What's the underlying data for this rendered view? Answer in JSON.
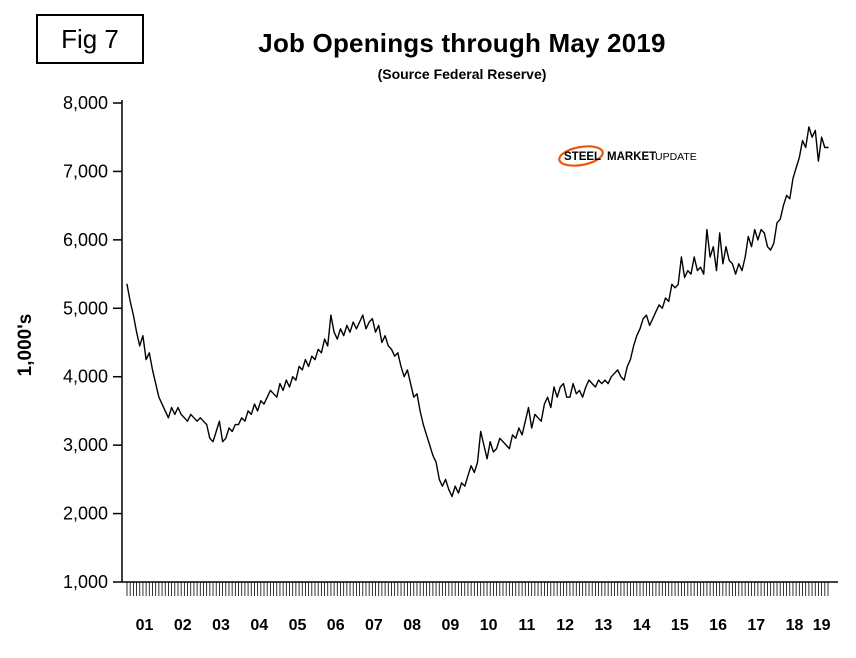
{
  "figure_label": "Fig 7",
  "header": {
    "title": "Job Openings through May 2019",
    "subtitle": "(Source Federal Reserve)"
  },
  "y_axis_unit_label": "1,000's",
  "logo": {
    "steel": "STEEL",
    "market": "MARKET",
    "update": "UPDATE",
    "blue": "#1c4587",
    "light_blue": "#8aa6cc",
    "orange": "#e8590c"
  },
  "chart_data": {
    "type": "line",
    "title": "Job Openings through May 2019",
    "subtitle": "(Source Federal Reserve)",
    "series_name": "Job Openings",
    "xlabel": "",
    "ylabel": "1,000's",
    "ylim": [
      1000,
      8000
    ],
    "ytick_step": 1000,
    "ytick_labels": [
      "1,000",
      "2,000",
      "3,000",
      "4,000",
      "5,000",
      "6,000",
      "7,000",
      "8,000"
    ],
    "x_year_labels": [
      "01",
      "02",
      "03",
      "04",
      "05",
      "06",
      "07",
      "08",
      "09",
      "10",
      "11",
      "12",
      "13",
      "14",
      "15",
      "16",
      "17",
      "18",
      "19"
    ],
    "x_start_month": "2001-01",
    "x_end_month": "2019-05",
    "grid": false,
    "legend": "none",
    "line_color": "#000000",
    "values": [
      5350,
      5100,
      4900,
      4650,
      4450,
      4600,
      4250,
      4350,
      4100,
      3900,
      3700,
      3600,
      3500,
      3400,
      3550,
      3450,
      3550,
      3450,
      3400,
      3350,
      3450,
      3400,
      3350,
      3400,
      3350,
      3300,
      3100,
      3050,
      3200,
      3350,
      3050,
      3100,
      3250,
      3200,
      3300,
      3300,
      3400,
      3350,
      3500,
      3450,
      3600,
      3500,
      3650,
      3600,
      3700,
      3800,
      3750,
      3700,
      3900,
      3800,
      3950,
      3850,
      4000,
      3950,
      4150,
      4100,
      4250,
      4150,
      4300,
      4250,
      4400,
      4350,
      4550,
      4450,
      4900,
      4650,
      4550,
      4700,
      4600,
      4750,
      4650,
      4800,
      4700,
      4800,
      4900,
      4700,
      4800,
      4850,
      4650,
      4750,
      4500,
      4600,
      4450,
      4400,
      4300,
      4350,
      4150,
      4000,
      4100,
      3900,
      3700,
      3750,
      3500,
      3300,
      3150,
      3000,
      2850,
      2750,
      2500,
      2400,
      2500,
      2350,
      2250,
      2400,
      2300,
      2450,
      2400,
      2550,
      2700,
      2600,
      2750,
      3200,
      3000,
      2800,
      3050,
      2900,
      2950,
      3100,
      3050,
      3000,
      2950,
      3150,
      3100,
      3250,
      3150,
      3350,
      3550,
      3250,
      3450,
      3400,
      3350,
      3600,
      3700,
      3550,
      3850,
      3700,
      3850,
      3900,
      3700,
      3700,
      3900,
      3750,
      3800,
      3700,
      3850,
      3950,
      3900,
      3850,
      3950,
      3900,
      3950,
      3900,
      4000,
      4050,
      4100,
      4000,
      3950,
      4150,
      4250,
      4450,
      4600,
      4700,
      4850,
      4900,
      4750,
      4850,
      4950,
      5050,
      5000,
      5150,
      5100,
      5350,
      5300,
      5350,
      5750,
      5450,
      5550,
      5500,
      5750,
      5550,
      5600,
      5500,
      6150,
      5750,
      5900,
      5550,
      6100,
      5650,
      5900,
      5700,
      5650,
      5500,
      5650,
      5550,
      5750,
      6050,
      5900,
      6150,
      6000,
      6150,
      6100,
      5900,
      5850,
      5950,
      6250,
      6300,
      6500,
      6650,
      6600,
      6900,
      7050,
      7200,
      7450,
      7350,
      7650,
      7500,
      7600,
      7150,
      7500,
      7350,
      7350
    ]
  }
}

::::::

§ What the exercise asks
Output every entry verbatim. Pictures do not belong in the copy.

§ Response to the task
What's the underlying data for this rendered view? Answer in JSON.
{
  "figure_label": "Fig 7",
  "header": {
    "title": "Job Openings through May 2019",
    "subtitle": "(Source Federal Reserve)"
  },
  "y_axis_unit_label": "1,000's",
  "logo": {
    "steel": "STEEL",
    "market": "MARKET",
    "update": "UPDATE",
    "blue": "#1c4587",
    "light_blue": "#8aa6cc",
    "orange": "#e8590c"
  },
  "chart_data": {
    "type": "line",
    "title": "Job Openings through May 2019",
    "subtitle": "(Source Federal Reserve)",
    "series_name": "Job Openings",
    "xlabel": "",
    "ylabel": "1,000's",
    "ylim": [
      1000,
      8000
    ],
    "ytick_step": 1000,
    "ytick_labels": [
      "1,000",
      "2,000",
      "3,000",
      "4,000",
      "5,000",
      "6,000",
      "7,000",
      "8,000"
    ],
    "x_year_labels": [
      "01",
      "02",
      "03",
      "04",
      "05",
      "06",
      "07",
      "08",
      "09",
      "10",
      "11",
      "12",
      "13",
      "14",
      "15",
      "16",
      "17",
      "18",
      "19"
    ],
    "x_start_month": "2001-01",
    "x_end_month": "2019-05",
    "grid": false,
    "legend": "none",
    "line_color": "#000000",
    "values": [
      5350,
      5100,
      4900,
      4650,
      4450,
      4600,
      4250,
      4350,
      4100,
      3900,
      3700,
      3600,
      3500,
      3400,
      3550,
      3450,
      3550,
      3450,
      3400,
      3350,
      3450,
      3400,
      3350,
      3400,
      3350,
      3300,
      3100,
      3050,
      3200,
      3350,
      3050,
      3100,
      3250,
      3200,
      3300,
      3300,
      3400,
      3350,
      3500,
      3450,
      3600,
      3500,
      3650,
      3600,
      3700,
      3800,
      3750,
      3700,
      3900,
      3800,
      3950,
      3850,
      4000,
      3950,
      4150,
      4100,
      4250,
      4150,
      4300,
      4250,
      4400,
      4350,
      4550,
      4450,
      4900,
      4650,
      4550,
      4700,
      4600,
      4750,
      4650,
      4800,
      4700,
      4800,
      4900,
      4700,
      4800,
      4850,
      4650,
      4750,
      4500,
      4600,
      4450,
      4400,
      4300,
      4350,
      4150,
      4000,
      4100,
      3900,
      3700,
      3750,
      3500,
      3300,
      3150,
      3000,
      2850,
      2750,
      2500,
      2400,
      2500,
      2350,
      2250,
      2400,
      2300,
      2450,
      2400,
      2550,
      2700,
      2600,
      2750,
      3200,
      3000,
      2800,
      3050,
      2900,
      2950,
      3100,
      3050,
      3000,
      2950,
      3150,
      3100,
      3250,
      3150,
      3350,
      3550,
      3250,
      3450,
      3400,
      3350,
      3600,
      3700,
      3550,
      3850,
      3700,
      3850,
      3900,
      3700,
      3700,
      3900,
      3750,
      3800,
      3700,
      3850,
      3950,
      3900,
      3850,
      3950,
      3900,
      3950,
      3900,
      4000,
      4050,
      4100,
      4000,
      3950,
      4150,
      4250,
      4450,
      4600,
      4700,
      4850,
      4900,
      4750,
      4850,
      4950,
      5050,
      5000,
      5150,
      5100,
      5350,
      5300,
      5350,
      5750,
      5450,
      5550,
      5500,
      5750,
      5550,
      5600,
      5500,
      6150,
      5750,
      5900,
      5550,
      6100,
      5650,
      5900,
      5700,
      5650,
      5500,
      5650,
      5550,
      5750,
      6050,
      5900,
      6150,
      6000,
      6150,
      6100,
      5900,
      5850,
      5950,
      6250,
      6300,
      6500,
      6650,
      6600,
      6900,
      7050,
      7200,
      7450,
      7350,
      7650,
      7500,
      7600,
      7150,
      7500,
      7350,
      7350
    ]
  }
}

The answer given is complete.